### TO BE DONE
Repeat, exactly and in full, the lines of the listing below, but without any pictures.

### SUPPLIED DATA
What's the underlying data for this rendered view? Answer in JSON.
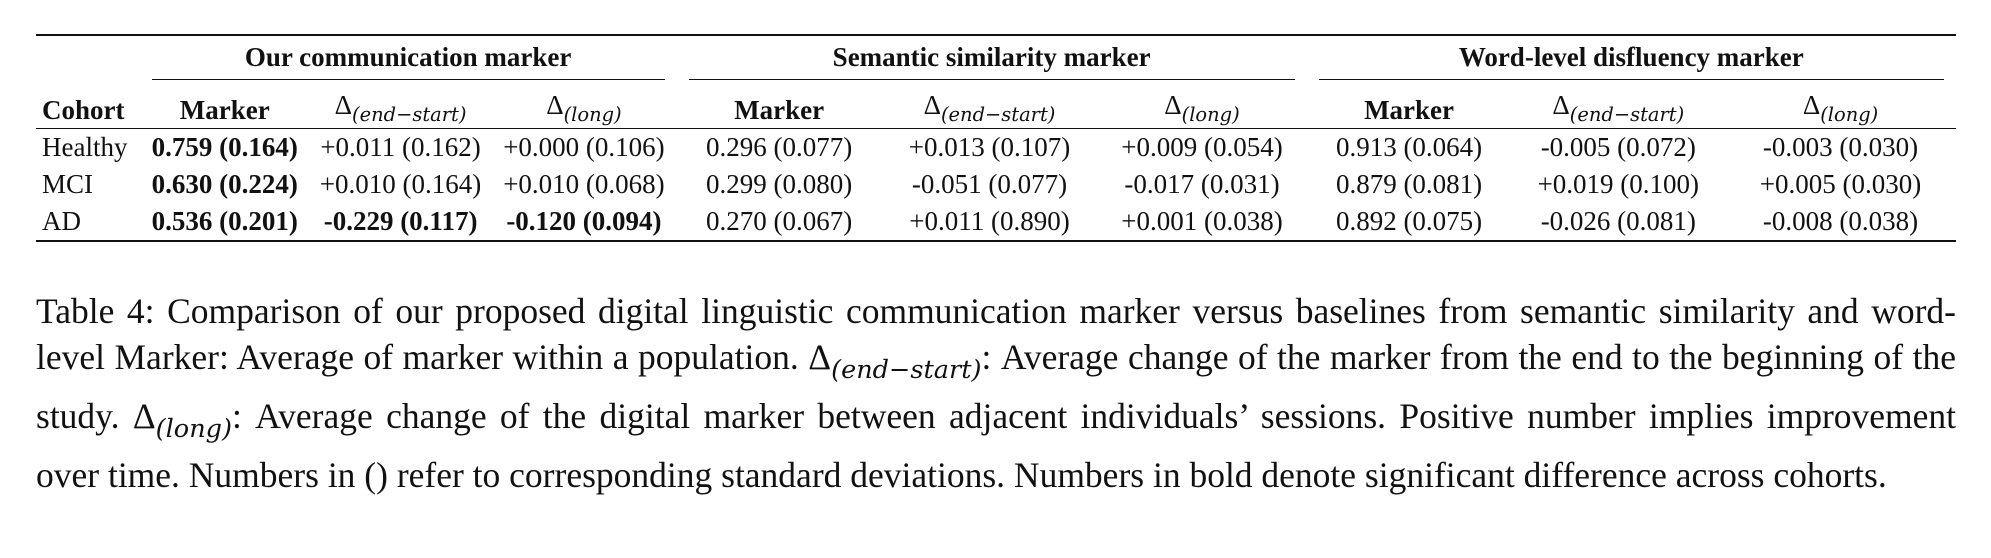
{
  "table": {
    "groups": [
      "Our communication marker",
      "Semantic similarity marker",
      "Word-level disfluency marker"
    ],
    "cohort_header": "Cohort",
    "sub_headers": {
      "marker": "Marker",
      "delta_symbol": "Δ",
      "end_start_sub": "(end−start)",
      "long_sub": "(long)"
    },
    "rows": [
      {
        "cohort": "Healthy",
        "cells": [
          "0.759 (0.164)",
          "+0.011 (0.162)",
          "+0.000 (0.106)",
          "0.296 (0.077)",
          "+0.013 (0.107)",
          "+0.009 (0.054)",
          "0.913 (0.064)",
          "-0.005 (0.072)",
          "-0.003 (0.030)"
        ],
        "bold": [
          true,
          false,
          false,
          false,
          false,
          false,
          false,
          false,
          false
        ]
      },
      {
        "cohort": "MCI",
        "cells": [
          "0.630 (0.224)",
          "+0.010 (0.164)",
          "+0.010 (0.068)",
          "0.299 (0.080)",
          "-0.051 (0.077)",
          "-0.017 (0.031)",
          "0.879 (0.081)",
          "+0.019 (0.100)",
          "+0.005 (0.030)"
        ],
        "bold": [
          true,
          false,
          false,
          false,
          false,
          false,
          false,
          false,
          false
        ]
      },
      {
        "cohort": "AD",
        "cells": [
          "0.536 (0.201)",
          "-0.229 (0.117)",
          "-0.120 (0.094)",
          "0.270 (0.067)",
          "+0.011 (0.890)",
          "+0.001 (0.038)",
          "0.892 (0.075)",
          "-0.026 (0.081)",
          "-0.008 (0.038)"
        ],
        "bold": [
          true,
          true,
          true,
          false,
          false,
          false,
          false,
          false,
          false
        ]
      }
    ]
  },
  "caption": {
    "part1": "Table 4: Comparison of our proposed digital linguistic communication marker versus baselines from semantic similarity and word-level Marker: Average of marker within a population. ",
    "delta1": "Δ",
    "sub1": "(end−start)",
    "part2": ": Average change of the marker from the end to the beginning of the study. ",
    "delta2": "Δ",
    "sub2": "(long)",
    "part3": ": Average change of the digital marker between adjacent individuals’ sessions. Positive number implies improvement over time. Numbers in () refer to corresponding standard deviations. Numbers in bold denote significant difference across cohorts."
  }
}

### TASK ANSWER
What's the underlying data for this rendered view? Answer in JSON.
{
  "table": {
    "groups": [
      "Our communication marker",
      "Semantic similarity marker",
      "Word-level disfluency marker"
    ],
    "cohort_header": "Cohort",
    "sub_headers": {
      "marker": "Marker",
      "delta_symbol": "Δ",
      "end_start_sub": "(end−start)",
      "long_sub": "(long)"
    },
    "rows": [
      {
        "cohort": "Healthy",
        "cells": [
          "0.759 (0.164)",
          "+0.011 (0.162)",
          "+0.000 (0.106)",
          "0.296 (0.077)",
          "+0.013 (0.107)",
          "+0.009 (0.054)",
          "0.913 (0.064)",
          "-0.005 (0.072)",
          "-0.003 (0.030)"
        ],
        "bold": [
          true,
          false,
          false,
          false,
          false,
          false,
          false,
          false,
          false
        ]
      },
      {
        "cohort": "MCI",
        "cells": [
          "0.630 (0.224)",
          "+0.010 (0.164)",
          "+0.010 (0.068)",
          "0.299 (0.080)",
          "-0.051 (0.077)",
          "-0.017 (0.031)",
          "0.879 (0.081)",
          "+0.019 (0.100)",
          "+0.005 (0.030)"
        ],
        "bold": [
          true,
          false,
          false,
          false,
          false,
          false,
          false,
          false,
          false
        ]
      },
      {
        "cohort": "AD",
        "cells": [
          "0.536 (0.201)",
          "-0.229 (0.117)",
          "-0.120 (0.094)",
          "0.270 (0.067)",
          "+0.011 (0.890)",
          "+0.001 (0.038)",
          "0.892 (0.075)",
          "-0.026 (0.081)",
          "-0.008 (0.038)"
        ],
        "bold": [
          true,
          true,
          true,
          false,
          false,
          false,
          false,
          false,
          false
        ]
      }
    ]
  },
  "caption": {
    "part1": "Table 4: Comparison of our proposed digital linguistic communication marker versus baselines from semantic similarity and word-level Marker: Average of marker within a population. ",
    "delta1": "Δ",
    "sub1": "(end−start)",
    "part2": ": Average change of the marker from the end to the beginning of the study. ",
    "delta2": "Δ",
    "sub2": "(long)",
    "part3": ": Average change of the digital marker between adjacent individuals’ sessions. Positive number implies improvement over time. Numbers in () refer to corresponding standard deviations. Numbers in bold denote significant difference across cohorts."
  }
}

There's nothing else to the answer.